**YOUR OBJECTIVE:** Which lines below hold the word "Persoas"? Report each one.

======== RECORDS TO USE

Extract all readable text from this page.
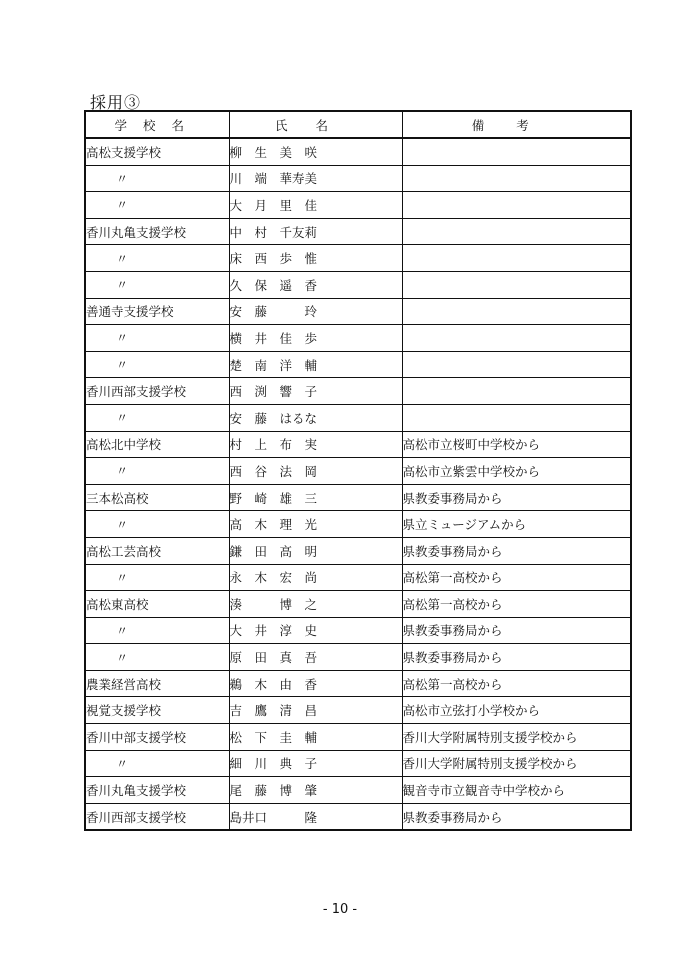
採用③
学校名	氏名	備考
高松支援学校	柳　生　美　咲	
〃	川　端　華寿美	
〃	大　月　里　佳	
香川丸亀支援学校	中　村　千友莉	
〃	床　西　歩　惟	
〃	久　保　遥　香	
善通寺支援学校	安　藤　　　玲	
〃	横　井　佳　歩	
〃	楚　南　洋　輔	
香川西部支援学校	西　渕　響　子	
〃	安　藤　はるな	
高松北中学校	村　上　布　実	高松市立桜町中学校から
〃	西　谷　法　岡	高松市立紫雲中学校から
三本松高校	野　崎　雄　三	県教委事務局から
〃	高　木　理　光	県立ミュージアムから
高松工芸高校	鎌　田　高　明	県教委事務局から
〃	永　木　宏　尚	高松第一高校から
高松東高校	湊　　　博　之	高松第一高校から
〃	大　井　淳　史	県教委事務局から
〃	原　田　真　吾	県教委事務局から
農業経営高校	鵜　木　由　香	高松第一高校から
視覚支援学校	吉　鷹　清　昌	高松市立弦打小学校から
香川中部支援学校	松　下　圭　輔	香川大学附属特別支援学校から
〃	細　川　典　子	香川大学附属特別支援学校から
香川丸亀支援学校	尾　藤　博　肇	観音寺市立観音寺中学校から
香川西部支援学校	島井口　　　隆	県教委事務局から
- 10 -
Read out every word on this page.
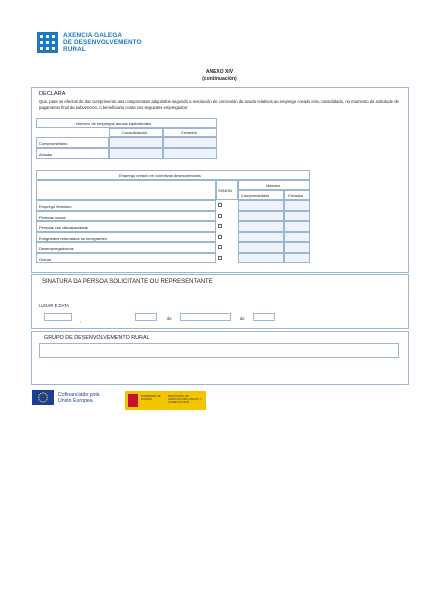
AXENCIA GALEGA
DE DESENVOLVEMENTO
RURAL
ANEXO XIV
(continuación)
DECLARA
Que, para os efectos de dar cumprimento aos compromisos adquiridos segundo a resolución de concesión da axuda relativos ao emprego creado e/ou consolidado, no momento da solicitude de pagamento final da subvención, o beneficiario conta cos seguintes empregados:
Número de empregos anuais equivalentes
Consolidación	Creación
Comprometidos
Actuais
Emprego creado en colectivos desfavorecidos
SI/NON
Número
Comprometidos	Creados
Emprego feminino
Persoas novas
Persoas con discapacidade
Emigrantes retornados ou inmigrantes
Desempregados/as
Outros
SINATURA DA PERSOA SOLICITANTE OU REPRESENTANTE
LUGAR E DATA
,	de	de
GRUPO DE DESENVOLVEMENTO RURAL
Cofinanciado pola
Unión Europea
GOBIERNO DE ESPAÑA
MINISTERIO DE AGRICULTURA, PESCA Y ALIMENTACIÓN
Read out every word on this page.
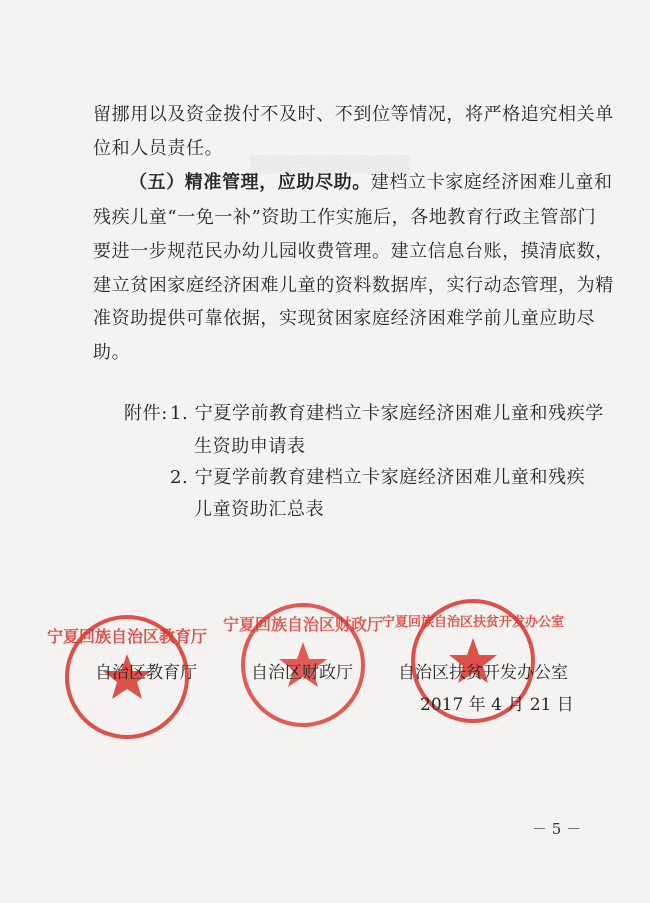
▒▒▒▒▒▒▒▒▒▒▒▒▒
留挪用以及资金拨付不及时、不到位等情况，将严格追究相关单
位和人员责任。
（五）精准管理，应助尽助。建档立卡家庭经济困难儿童和
残疾儿童“一免一补”资助工作实施后，各地教育行政主管部门
要进一步规范民办幼儿园收费管理。建立信息台账，摸清底数，
建立贫困家庭经济困难儿童的资料数据库，实行动态管理，为精
准资助提供可靠依据，实现贫困家庭经济困难学前儿童应助尽
助。
附件: 1. 宁夏学前教育建档立卡家庭经济困难儿童和残疾学
生资助申请表
2. 宁夏学前教育建档立卡家庭经济困难儿童和残疾
儿童资助汇总表
宁夏回族自治区教育厅
宁夏回族自治区财政厅
宁夏回族自治区扶贫开发办公室
自治区教育厅	自治区财政厅	自治区扶贫开发办公室
2017 年 4 月 21 日
－ 5 －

================

**IN RESPONSE:**
Persoas novas
Persoas con discapacidade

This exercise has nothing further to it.